◆ Exercise instructions:
Print all of the entries exactly, minus the pictures.

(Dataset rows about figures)

┌──

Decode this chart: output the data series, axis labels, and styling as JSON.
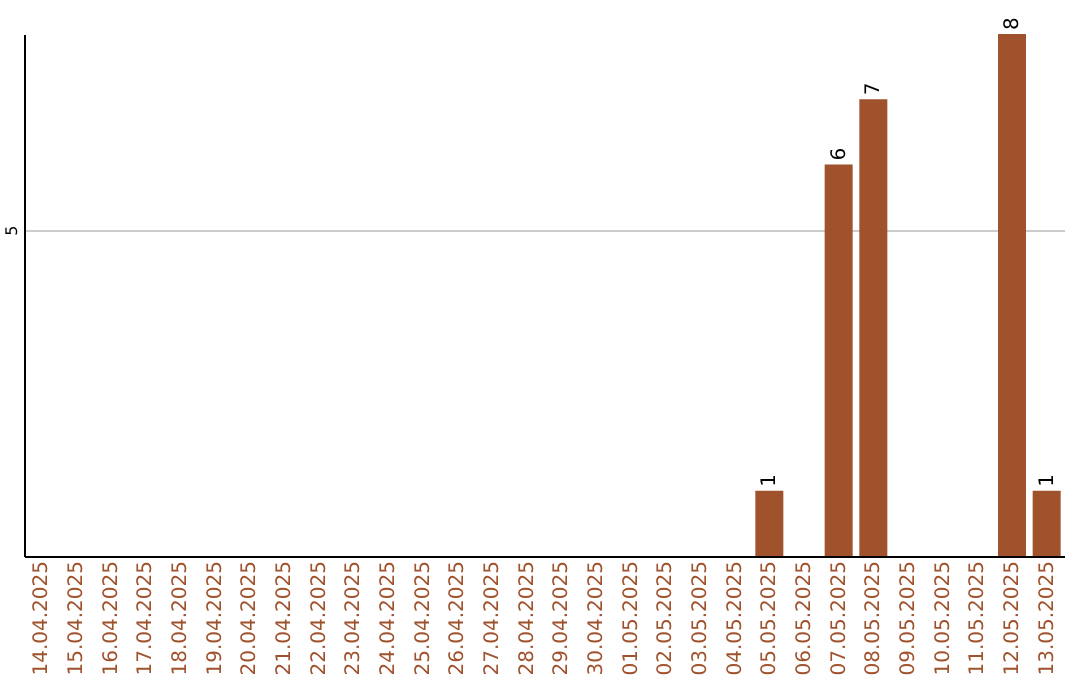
{
  "chart_data": {
    "type": "bar",
    "categories": [
      "14.04.2025",
      "15.04.2025",
      "16.04.2025",
      "17.04.2025",
      "18.04.2025",
      "19.04.2025",
      "20.04.2025",
      "21.04.2025",
      "22.04.2025",
      "23.04.2025",
      "24.04.2025",
      "25.04.2025",
      "26.04.2025",
      "27.04.2025",
      "28.04.2025",
      "29.04.2025",
      "30.04.2025",
      "01.05.2025",
      "02.05.2025",
      "03.05.2025",
      "04.05.2025",
      "05.05.2025",
      "06.05.2025",
      "07.05.2025",
      "08.05.2025",
      "09.05.2025",
      "10.05.2025",
      "11.05.2025",
      "12.05.2025",
      "13.05.2025"
    ],
    "values": [
      null,
      null,
      null,
      null,
      null,
      null,
      null,
      null,
      null,
      null,
      null,
      null,
      null,
      null,
      null,
      null,
      null,
      null,
      null,
      null,
      null,
      1,
      null,
      6,
      7,
      null,
      null,
      null,
      8,
      1
    ],
    "data_labels": true,
    "color": "#a0522d",
    "ylim": [
      0,
      8
    ],
    "yticks": [
      5
    ],
    "grid": "y"
  }
}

└──

◆ Result:
Decode this chart: output the data series, axis labels, and styling as JSON.
{
  "chart_data": {
    "type": "bar",
    "categories": [
      "14.04.2025",
      "15.04.2025",
      "16.04.2025",
      "17.04.2025",
      "18.04.2025",
      "19.04.2025",
      "20.04.2025",
      "21.04.2025",
      "22.04.2025",
      "23.04.2025",
      "24.04.2025",
      "25.04.2025",
      "26.04.2025",
      "27.04.2025",
      "28.04.2025",
      "29.04.2025",
      "30.04.2025",
      "01.05.2025",
      "02.05.2025",
      "03.05.2025",
      "04.05.2025",
      "05.05.2025",
      "06.05.2025",
      "07.05.2025",
      "08.05.2025",
      "09.05.2025",
      "10.05.2025",
      "11.05.2025",
      "12.05.2025",
      "13.05.2025"
    ],
    "values": [
      null,
      null,
      null,
      null,
      null,
      null,
      null,
      null,
      null,
      null,
      null,
      null,
      null,
      null,
      null,
      null,
      null,
      null,
      null,
      null,
      null,
      1,
      null,
      6,
      7,
      null,
      null,
      null,
      8,
      1
    ],
    "data_labels": true,
    "color": "#a0522d",
    "ylim": [
      0,
      8
    ],
    "yticks": [
      5
    ],
    "grid": "y"
  }
}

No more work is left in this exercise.